■ What to work on: The entries below should be given again exactly, minus their pictures.

■ Rows:

——

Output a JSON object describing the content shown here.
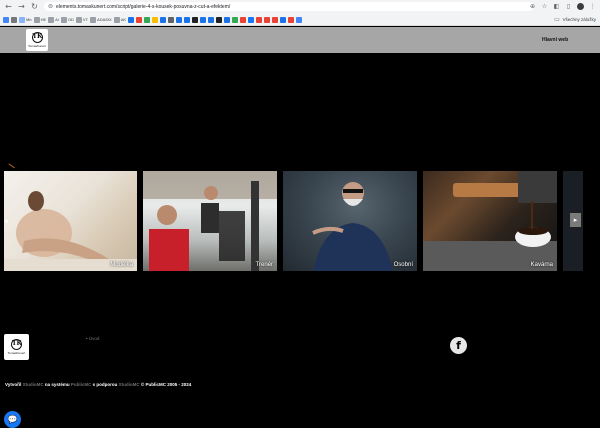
{
  "browser": {
    "url": "elements.tomaskunert.com/script/galerie-4-s-kousek-posuvna-z-cut-a-efektem/",
    "bookmarks": [
      {
        "label": "",
        "color": "#4285f4"
      },
      {
        "label": "",
        "color": "#777777"
      },
      {
        "label": "Mb",
        "color": "#8ab4f8"
      },
      {
        "label": "HE",
        "color": "#9aa0a6"
      },
      {
        "label": "AI",
        "color": "#9aa0a6"
      },
      {
        "label": "OD",
        "color": "#9aa0a6"
      },
      {
        "label": "VT",
        "color": "#9aa0a6"
      },
      {
        "label": "ADASIX",
        "color": "#9aa0a6"
      },
      {
        "label": "AK",
        "color": "#9aa0a6"
      },
      {
        "label": "",
        "color": "#1a73e8"
      },
      {
        "label": "",
        "color": "#ea4335"
      },
      {
        "label": "",
        "color": "#34a853"
      },
      {
        "label": "",
        "color": "#fbbc04"
      },
      {
        "label": "",
        "color": "#1a73e8"
      },
      {
        "label": "",
        "color": "#5f6368"
      },
      {
        "label": "",
        "color": "#1a73e8"
      },
      {
        "label": "",
        "color": "#1a73e8"
      },
      {
        "label": "",
        "color": "#202124"
      },
      {
        "label": "",
        "color": "#1a73e8"
      },
      {
        "label": "",
        "color": "#1a73e8"
      },
      {
        "label": "",
        "color": "#202124"
      },
      {
        "label": "",
        "color": "#1a73e8"
      },
      {
        "label": "",
        "color": "#34a853"
      },
      {
        "label": "",
        "color": "#ea4335"
      },
      {
        "label": "",
        "color": "#1877f2"
      },
      {
        "label": "",
        "color": "#ea4335"
      },
      {
        "label": "",
        "color": "#ea4335"
      },
      {
        "label": "",
        "color": "#ea4335"
      },
      {
        "label": "",
        "color": "#1a73e8"
      },
      {
        "label": "",
        "color": "#ea4335"
      },
      {
        "label": "",
        "color": "#4285f4"
      }
    ],
    "all_bookmarks_label": "Všechny záložky"
  },
  "header": {
    "logo_text": "TomasKunert",
    "logo_mark": "TK",
    "nav_label": "Hlavní web"
  },
  "gallery": {
    "tiles": [
      {
        "caption": "Modelka"
      },
      {
        "caption": "Trenér"
      },
      {
        "caption": "Osobní"
      },
      {
        "caption": "Kavárna"
      },
      {
        "caption": ""
      }
    ],
    "prev_arrow": "◂",
    "next_arrow": "▸"
  },
  "footer": {
    "logo_text": "TomasKunert",
    "logo_mark": "TK",
    "link": "• Úvod",
    "credits": {
      "p1": "Vytvořil ",
      "a1": "StudioMC",
      "p2": " na systému ",
      "a2": "PublicMC",
      "p3": " s podporou ",
      "a3": "StudioMC",
      "p4": " © PublicMC 2005 - 2024"
    }
  },
  "colors": {
    "page_bg": "#000000",
    "header_bg": "#a6a6a6",
    "chat_bubble": "#1877f2"
  }
}
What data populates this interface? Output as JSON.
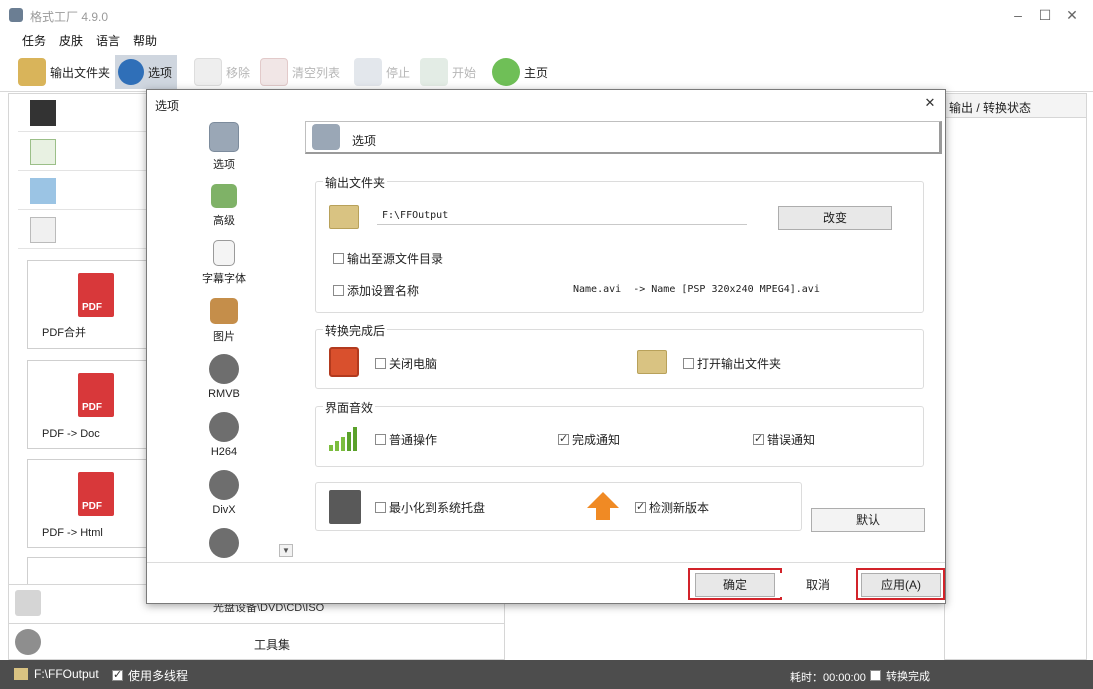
{
  "app": {
    "title": "格式工厂 4.9.0",
    "window_controls": [
      "–",
      "☐",
      "✕"
    ]
  },
  "menu": {
    "items": [
      "任务",
      "皮肤",
      "语言",
      "帮助"
    ]
  },
  "toolbar": {
    "output_folder": "输出文件夹",
    "options": "选项",
    "remove": "移除",
    "clear_list": "清空列表",
    "stop": "停止",
    "start": "开始",
    "home": "主页"
  },
  "left": {
    "cards": [
      {
        "label": "PDF合并",
        "badge": "PDF"
      },
      {
        "label": "PDF -> Doc",
        "badge": "PDF"
      },
      {
        "label": "PDF -> Html",
        "badge": "PDF"
      }
    ],
    "category_bottom": {
      "disc": "光盘设备\\DVD\\CD\\ISO",
      "tools": "工具集"
    }
  },
  "right": {
    "header": "输出 / 转换状态"
  },
  "status": {
    "output_path": "F:\\FFOutput",
    "multithread_label": "使用多线程",
    "elapsed": "耗时：00:00:00",
    "after_convert": "转换完成"
  },
  "dialog": {
    "title": "选项",
    "close": "✕",
    "nav": [
      "选项",
      "高级",
      "字幕字体",
      "图片",
      "RMVB",
      "H264",
      "DivX"
    ],
    "header_label": "选项",
    "output_folder_group": {
      "label": "输出文件夹",
      "path": "F:\\FFOutput",
      "change_button": "改变",
      "output_to_source": "输出至源文件目录",
      "add_setting_name": "添加设置名称",
      "example": "Name.avi  -> Name [PSP 320x240 MPEG4].avi"
    },
    "after_convert_group": {
      "label": "转换完成后",
      "shutdown": "关闭电脑",
      "open_folder": "打开输出文件夹"
    },
    "sound_group": {
      "label": "界面音效",
      "normal": "普通操作",
      "done": "完成通知",
      "error": "错误通知"
    },
    "misc": {
      "minimize_tray": "最小化到系统托盘",
      "check_update": "检测新版本",
      "default_button": "默认"
    },
    "buttons": {
      "ok": "确定",
      "cancel": "取消",
      "apply": "应用(A)"
    }
  },
  "colors": {
    "highlight_red": "#d2232a",
    "statusbar": "#4d4d4d",
    "pdf_red": "#d8383a"
  }
}
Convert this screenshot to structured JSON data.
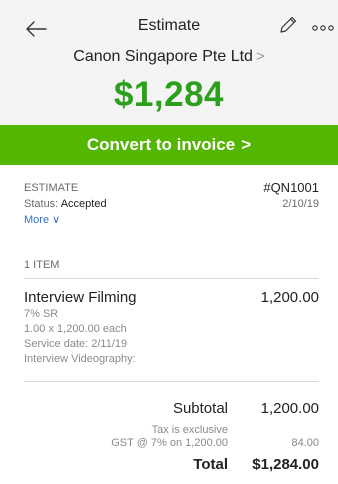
{
  "header": {
    "title": "Estimate",
    "customer": "Canon Singapore Pte Ltd",
    "customer_chevron": ">",
    "amount": "$1,284",
    "icons": {
      "back": "arrow-left-icon",
      "edit": "pencil-icon",
      "more": "more-horizontal-icon"
    }
  },
  "action": {
    "convert_label": "Convert to invoice",
    "convert_chevron": ">"
  },
  "meta": {
    "type_label": "ESTIMATE",
    "status_label": "Status:",
    "status_value": "Accepted",
    "more_label": "More",
    "more_chevron": "∨",
    "number": "#QN1001",
    "date": "2/10/19"
  },
  "items": {
    "count_label": "1 ITEM",
    "list": [
      {
        "name": "Interview Filming",
        "amount": "1,200.00",
        "tax_code": "7% SR",
        "qty_line": "1.00 x 1,200.00 each",
        "service_date": "Service date: 2/11/19",
        "description": "Interview Videography:"
      }
    ]
  },
  "totals": {
    "subtotal_label": "Subtotal",
    "subtotal_value": "1,200.00",
    "tax_note": "Tax is exclusive",
    "gst_label": "GST @ 7% on 1,200.00",
    "gst_value": "84.00",
    "total_label": "Total",
    "total_value": "$1,284.00"
  },
  "colors": {
    "accent_green": "#2ca01c",
    "button_green": "#53b700",
    "link_blue": "#3b6fc8"
  }
}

——

■ Result below:
Output a JSON object describing the content shown here.
{
  "browser": {
    "url": "elements.tomaskunert.com/script/galerie-4-s-kousek-posuvna-z-cut-a-efektem/",
    "bookmarks": [
      {
        "label": "",
        "color": "#4285f4"
      },
      {
        "label": "",
        "color": "#777777"
      },
      {
        "label": "Mb",
        "color": "#8ab4f8"
      },
      {
        "label": "HE",
        "color": "#9aa0a6"
      },
      {
        "label": "AI",
        "color": "#9aa0a6"
      },
      {
        "label": "OD",
        "color": "#9aa0a6"
      },
      {
        "label": "VT",
        "color": "#9aa0a6"
      },
      {
        "label": "ADASIX",
        "color": "#9aa0a6"
      },
      {
        "label": "AK",
        "color": "#9aa0a6"
      },
      {
        "label": "",
        "color": "#1a73e8"
      },
      {
        "label": "",
        "color": "#ea4335"
      },
      {
        "label": "",
        "color": "#34a853"
      },
      {
        "label": "",
        "color": "#fbbc04"
      },
      {
        "label": "",
        "color": "#1a73e8"
      },
      {
        "label": "",
        "color": "#5f6368"
      },
      {
        "label": "",
        "color": "#1a73e8"
      },
      {
        "label": "",
        "color": "#1a73e8"
      },
      {
        "label": "",
        "color": "#202124"
      },
      {
        "label": "",
        "color": "#1a73e8"
      },
      {
        "label": "",
        "color": "#1a73e8"
      },
      {
        "label": "",
        "color": "#202124"
      },
      {
        "label": "",
        "color": "#1a73e8"
      },
      {
        "label": "",
        "color": "#34a853"
      },
      {
        "label": "",
        "color": "#ea4335"
      },
      {
        "label": "",
        "color": "#1877f2"
      },
      {
        "label": "",
        "color": "#ea4335"
      },
      {
        "label": "",
        "color": "#ea4335"
      },
      {
        "label": "",
        "color": "#ea4335"
      },
      {
        "label": "",
        "color": "#1a73e8"
      },
      {
        "label": "",
        "color": "#ea4335"
      },
      {
        "label": "",
        "color": "#4285f4"
      }
    ],
    "all_bookmarks_label": "Všechny záložky"
  },
  "header": {
    "logo_text": "TomasKunert",
    "logo_mark": "TK",
    "nav_label": "Hlavní web"
  },
  "gallery": {
    "tiles": [
      {
        "caption": "Modelka"
      },
      {
        "caption": "Trenér"
      },
      {
        "caption": "Osobní"
      },
      {
        "caption": "Kavárna"
      },
      {
        "caption": ""
      }
    ],
    "prev_arrow": "◂",
    "next_arrow": "▸"
  },
  "footer": {
    "logo_text": "TomasKunert",
    "logo_mark": "TK",
    "link": "• Úvod",
    "credits": {
      "p1": "Vytvořil ",
      "a1": "StudioMC",
      "p2": " na systému ",
      "a2": "PublicMC",
      "p3": " s podporou ",
      "a3": "StudioMC",
      "p4": " © PublicMC 2005 - 2024"
    }
  },
  "colors": {
    "page_bg": "#000000",
    "header_bg": "#a6a6a6",
    "chat_bubble": "#1877f2"
  }
}
What data populates this interface? Output as JSON.
{
  "app": {
    "title": "格式工厂 4.9.0",
    "window_controls": [
      "–",
      "☐",
      "✕"
    ]
  },
  "menu": {
    "items": [
      "任务",
      "皮肤",
      "语言",
      "帮助"
    ]
  },
  "toolbar": {
    "output_folder": "输出文件夹",
    "options": "选项",
    "remove": "移除",
    "clear_list": "清空列表",
    "stop": "停止",
    "start": "开始",
    "home": "主页"
  },
  "left": {
    "cards": [
      {
        "label": "PDF合并",
        "badge": "PDF"
      },
      {
        "label": "PDF -> Doc",
        "badge": "PDF"
      },
      {
        "label": "PDF -> Html",
        "badge": "PDF"
      }
    ],
    "category_bottom": {
      "disc": "光盘设备\\DVD\\CD\\ISO",
      "tools": "工具集"
    }
  },
  "right": {
    "header": "输出 / 转换状态"
  },
  "status": {
    "output_path": "F:\\FFOutput",
    "multithread_label": "使用多线程",
    "elapsed": "耗时：00:00:00",
    "after_convert": "转换完成"
  },
  "dialog": {
    "title": "选项",
    "close": "✕",
    "nav": [
      "选项",
      "高级",
      "字幕字体",
      "图片",
      "RMVB",
      "H264",
      "DivX"
    ],
    "header_label": "选项",
    "output_folder_group": {
      "label": "输出文件夹",
      "path": "F:\\FFOutput",
      "change_button": "改变",
      "output_to_source": "输出至源文件目录",
      "add_setting_name": "添加设置名称",
      "example": "Name.avi  -> Name [PSP 320x240 MPEG4].avi"
    },
    "after_convert_group": {
      "label": "转换完成后",
      "shutdown": "关闭电脑",
      "open_folder": "打开输出文件夹"
    },
    "sound_group": {
      "label": "界面音效",
      "normal": "普通操作",
      "done": "完成通知",
      "error": "错误通知"
    },
    "misc": {
      "minimize_tray": "最小化到系统托盘",
      "check_update": "检测新版本",
      "default_button": "默认"
    },
    "buttons": {
      "ok": "确定",
      "cancel": "取消",
      "apply": "应用(A)"
    }
  },
  "colors": {
    "highlight_red": "#d2232a",
    "statusbar": "#4d4d4d",
    "pdf_red": "#d8383a"
  }
}
Convert this screenshot to structured JSON data.
{
  "header": {
    "title": "Estimate",
    "customer": "Canon Singapore Pte Ltd",
    "customer_chevron": ">",
    "amount": "$1,284",
    "icons": {
      "back": "arrow-left-icon",
      "edit": "pencil-icon",
      "more": "more-horizontal-icon"
    }
  },
  "action": {
    "convert_label": "Convert to invoice",
    "convert_chevron": ">"
  },
  "meta": {
    "type_label": "ESTIMATE",
    "status_label": "Status:",
    "status_value": "Accepted",
    "more_label": "More",
    "more_chevron": "∨",
    "number": "#QN1001",
    "date": "2/10/19"
  },
  "items": {
    "count_label": "1 ITEM",
    "list": [
      {
        "name": "Interview Filming",
        "amount": "1,200.00",
        "tax_code": "7% SR",
        "qty_line": "1.00 x 1,200.00 each",
        "service_date": "Service date: 2/11/19",
        "description": "Interview Videography:"
      }
    ]
  },
  "totals": {
    "subtotal_label": "Subtotal",
    "subtotal_value": "1,200.00",
    "tax_note": "Tax is exclusive",
    "gst_label": "GST @ 7% on 1,200.00",
    "gst_value": "84.00",
    "total_label": "Total",
    "total_value": "$1,284.00"
  },
  "colors": {
    "accent_green": "#2ca01c",
    "button_green": "#53b700",
    "link_blue": "#3b6fc8"
  }
}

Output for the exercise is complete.